WHAT YOU WILL DO.
Quote, without any change, the line that contains "Read this page and output its text content." and all lines that follow it to the end of the data below.
━━━ SOURCE DATA
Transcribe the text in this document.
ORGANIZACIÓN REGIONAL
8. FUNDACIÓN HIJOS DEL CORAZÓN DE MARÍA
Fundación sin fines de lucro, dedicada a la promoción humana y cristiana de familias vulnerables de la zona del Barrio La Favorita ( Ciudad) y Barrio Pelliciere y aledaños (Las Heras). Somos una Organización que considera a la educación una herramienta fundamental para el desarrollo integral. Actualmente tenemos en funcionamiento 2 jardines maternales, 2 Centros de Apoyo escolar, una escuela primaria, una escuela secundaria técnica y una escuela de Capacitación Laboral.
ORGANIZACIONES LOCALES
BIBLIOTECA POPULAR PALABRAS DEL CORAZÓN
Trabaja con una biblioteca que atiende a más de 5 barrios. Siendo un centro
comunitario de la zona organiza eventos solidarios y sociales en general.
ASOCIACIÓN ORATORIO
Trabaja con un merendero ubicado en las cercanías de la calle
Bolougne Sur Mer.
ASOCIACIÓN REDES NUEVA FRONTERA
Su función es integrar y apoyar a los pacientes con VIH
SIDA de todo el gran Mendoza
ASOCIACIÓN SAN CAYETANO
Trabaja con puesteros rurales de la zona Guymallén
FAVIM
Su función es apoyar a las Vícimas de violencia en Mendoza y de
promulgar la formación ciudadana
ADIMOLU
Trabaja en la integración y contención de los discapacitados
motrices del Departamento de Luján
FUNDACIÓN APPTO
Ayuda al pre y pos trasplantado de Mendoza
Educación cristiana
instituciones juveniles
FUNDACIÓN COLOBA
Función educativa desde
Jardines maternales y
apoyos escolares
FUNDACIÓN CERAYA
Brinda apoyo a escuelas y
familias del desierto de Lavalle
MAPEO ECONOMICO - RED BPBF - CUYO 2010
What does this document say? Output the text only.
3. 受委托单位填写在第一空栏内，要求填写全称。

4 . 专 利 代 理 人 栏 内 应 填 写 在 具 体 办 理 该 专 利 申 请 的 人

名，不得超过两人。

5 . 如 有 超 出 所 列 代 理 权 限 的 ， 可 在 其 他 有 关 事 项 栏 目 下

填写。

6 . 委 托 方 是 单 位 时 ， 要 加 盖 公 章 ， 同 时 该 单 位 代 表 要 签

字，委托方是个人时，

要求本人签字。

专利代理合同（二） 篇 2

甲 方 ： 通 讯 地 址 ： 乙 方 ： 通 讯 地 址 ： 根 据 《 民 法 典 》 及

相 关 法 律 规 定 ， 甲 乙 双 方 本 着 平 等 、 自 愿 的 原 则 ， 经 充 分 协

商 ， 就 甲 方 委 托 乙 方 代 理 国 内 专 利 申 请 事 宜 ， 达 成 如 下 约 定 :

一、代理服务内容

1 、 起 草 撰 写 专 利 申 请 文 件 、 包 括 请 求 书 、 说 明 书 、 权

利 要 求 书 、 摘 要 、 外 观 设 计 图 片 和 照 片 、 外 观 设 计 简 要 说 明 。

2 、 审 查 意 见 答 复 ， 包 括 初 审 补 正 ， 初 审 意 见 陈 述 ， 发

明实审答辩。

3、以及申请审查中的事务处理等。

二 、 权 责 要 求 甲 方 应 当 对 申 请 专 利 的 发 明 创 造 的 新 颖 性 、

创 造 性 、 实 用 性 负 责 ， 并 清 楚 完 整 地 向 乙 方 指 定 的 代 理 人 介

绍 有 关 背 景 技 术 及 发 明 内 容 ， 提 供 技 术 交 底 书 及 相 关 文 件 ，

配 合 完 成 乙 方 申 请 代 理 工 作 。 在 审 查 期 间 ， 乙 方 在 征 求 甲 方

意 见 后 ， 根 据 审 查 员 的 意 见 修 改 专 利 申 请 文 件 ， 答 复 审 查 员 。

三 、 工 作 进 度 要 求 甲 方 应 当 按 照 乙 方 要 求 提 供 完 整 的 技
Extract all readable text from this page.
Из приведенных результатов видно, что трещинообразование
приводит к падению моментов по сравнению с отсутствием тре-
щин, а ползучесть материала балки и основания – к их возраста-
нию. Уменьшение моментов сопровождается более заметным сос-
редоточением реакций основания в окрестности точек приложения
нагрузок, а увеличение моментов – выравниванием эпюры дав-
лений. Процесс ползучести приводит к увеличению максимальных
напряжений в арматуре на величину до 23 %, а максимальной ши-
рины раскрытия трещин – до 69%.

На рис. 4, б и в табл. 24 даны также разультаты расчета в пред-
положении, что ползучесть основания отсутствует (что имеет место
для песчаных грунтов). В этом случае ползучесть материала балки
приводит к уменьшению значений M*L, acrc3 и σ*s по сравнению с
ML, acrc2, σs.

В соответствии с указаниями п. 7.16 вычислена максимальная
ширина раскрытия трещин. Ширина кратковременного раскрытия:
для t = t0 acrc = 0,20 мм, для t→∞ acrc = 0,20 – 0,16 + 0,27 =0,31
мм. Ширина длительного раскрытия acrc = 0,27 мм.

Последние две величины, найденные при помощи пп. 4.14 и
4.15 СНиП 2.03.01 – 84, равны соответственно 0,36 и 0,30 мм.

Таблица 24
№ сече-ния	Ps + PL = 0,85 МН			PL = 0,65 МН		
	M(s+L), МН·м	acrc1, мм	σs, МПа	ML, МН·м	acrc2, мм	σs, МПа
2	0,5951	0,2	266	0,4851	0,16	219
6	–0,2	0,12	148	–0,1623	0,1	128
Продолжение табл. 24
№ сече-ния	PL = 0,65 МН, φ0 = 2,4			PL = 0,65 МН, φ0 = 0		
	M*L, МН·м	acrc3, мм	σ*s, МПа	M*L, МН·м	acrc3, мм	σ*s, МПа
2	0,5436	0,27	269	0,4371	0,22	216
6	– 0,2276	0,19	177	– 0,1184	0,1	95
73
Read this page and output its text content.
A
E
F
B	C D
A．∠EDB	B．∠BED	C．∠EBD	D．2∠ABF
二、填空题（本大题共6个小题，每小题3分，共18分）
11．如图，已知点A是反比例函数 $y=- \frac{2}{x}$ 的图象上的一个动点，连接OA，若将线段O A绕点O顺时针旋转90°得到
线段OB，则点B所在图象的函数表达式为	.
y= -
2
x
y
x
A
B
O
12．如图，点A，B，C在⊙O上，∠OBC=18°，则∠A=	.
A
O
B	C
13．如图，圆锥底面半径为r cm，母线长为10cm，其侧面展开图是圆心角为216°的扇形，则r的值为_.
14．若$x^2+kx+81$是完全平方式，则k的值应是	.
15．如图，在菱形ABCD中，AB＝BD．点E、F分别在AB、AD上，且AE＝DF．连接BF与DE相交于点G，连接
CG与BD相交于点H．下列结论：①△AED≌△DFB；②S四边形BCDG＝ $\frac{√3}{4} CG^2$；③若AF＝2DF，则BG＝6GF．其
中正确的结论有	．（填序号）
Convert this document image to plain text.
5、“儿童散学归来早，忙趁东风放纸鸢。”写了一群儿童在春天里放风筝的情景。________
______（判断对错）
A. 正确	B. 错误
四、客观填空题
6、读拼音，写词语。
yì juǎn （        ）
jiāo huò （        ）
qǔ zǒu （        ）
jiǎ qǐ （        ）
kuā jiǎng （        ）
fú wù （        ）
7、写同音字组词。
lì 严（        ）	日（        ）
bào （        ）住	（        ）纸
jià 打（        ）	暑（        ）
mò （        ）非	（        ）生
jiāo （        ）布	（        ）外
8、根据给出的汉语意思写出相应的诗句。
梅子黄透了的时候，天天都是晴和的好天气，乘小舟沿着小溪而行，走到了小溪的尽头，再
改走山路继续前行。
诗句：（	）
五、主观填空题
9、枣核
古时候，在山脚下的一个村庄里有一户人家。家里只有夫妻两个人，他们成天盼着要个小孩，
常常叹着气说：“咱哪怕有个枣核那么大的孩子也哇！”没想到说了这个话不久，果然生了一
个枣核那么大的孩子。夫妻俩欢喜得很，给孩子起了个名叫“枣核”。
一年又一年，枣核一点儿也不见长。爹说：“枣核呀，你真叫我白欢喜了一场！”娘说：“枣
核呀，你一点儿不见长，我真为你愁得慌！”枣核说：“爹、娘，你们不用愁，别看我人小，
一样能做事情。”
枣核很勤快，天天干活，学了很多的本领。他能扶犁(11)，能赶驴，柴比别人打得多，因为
━━━━━━
REPLY TO THE EXERCISE.
Read this page and output its text content.
A
E
F
B	C D
A．∠EDB	B．∠BED	C．∠EBD	D．2∠ABF
二、填空题（本大题共6个小题，每小题3分，共18分）
11．如图，已知点A是反比例函数 $y=- \frac{2}{x}$ 的图象上的一个动点，连接OA，若将线段O A绕点O顺时针旋转90°得到
线段OB，则点B所在图象的函数表达式为	.
y= -
2
x
y
x
A
B
O
12．如图，点A，B，C在⊙O上，∠OBC=18°，则∠A=	.
A
O
B	C
13．如图，圆锥底面半径为r cm，母线长为10cm，其侧面展开图是圆心角为216°的扇形，则r的值为_.
14．若$x^2+kx+81$是完全平方式，则k的值应是	.
15．如图，在菱形ABCD中，AB＝BD．点E、F分别在AB、AD上，且AE＝DF．连接BF与DE相交于点G，连接
CG与BD相交于点H．下列结论：①△AED≌△DFB；②S四边形BCDG＝ $\frac{√3}{4} CG^2$；③若AF＝2DF，则BG＝6GF．其
中正确的结论有	．（填序号）
Convert this document image to plain text.
5、“儿童散学归来早，忙趁东风放纸鸢。”写了一群儿童在春天里放风筝的情景。________
______（判断对错）
A. 正确	B. 错误
四、客观填空题
6、读拼音，写词语。
yì juǎn （        ）
jiāo huò （        ）
qǔ zǒu （        ）
jiǎ qǐ （        ）
kuā jiǎng （        ）
fú wù （        ）
7、写同音字组词。
lì 严（        ）	日（        ）
bào （        ）住	（        ）纸
jià 打（        ）	暑（        ）
mò （        ）非	（        ）生
jiāo （        ）布	（        ）外
8、根据给出的汉语意思写出相应的诗句。
梅子黄透了的时候，天天都是晴和的好天气，乘小舟沿着小溪而行，走到了小溪的尽头，再
改走山路继续前行。
诗句：（	）
五、主观填空题
9、枣核
古时候，在山脚下的一个村庄里有一户人家。家里只有夫妻两个人，他们成天盼着要个小孩，
常常叹着气说：“咱哪怕有个枣核那么大的孩子也哇！”没想到说了这个话不久，果然生了一
个枣核那么大的孩子。夫妻俩欢喜得很，给孩子起了个名叫“枣核”。
一年又一年，枣核一点儿也不见长。爹说：“枣核呀，你真叫我白欢喜了一场！”娘说：“枣
核呀，你一点儿不见长，我真为你愁得慌！”枣核说：“爹、娘，你们不用愁，别看我人小，
一样能做事情。”
枣核很勤快，天天干活，学了很多的本领。他能扶犁(11)，能赶驴，柴比别人打得多，因为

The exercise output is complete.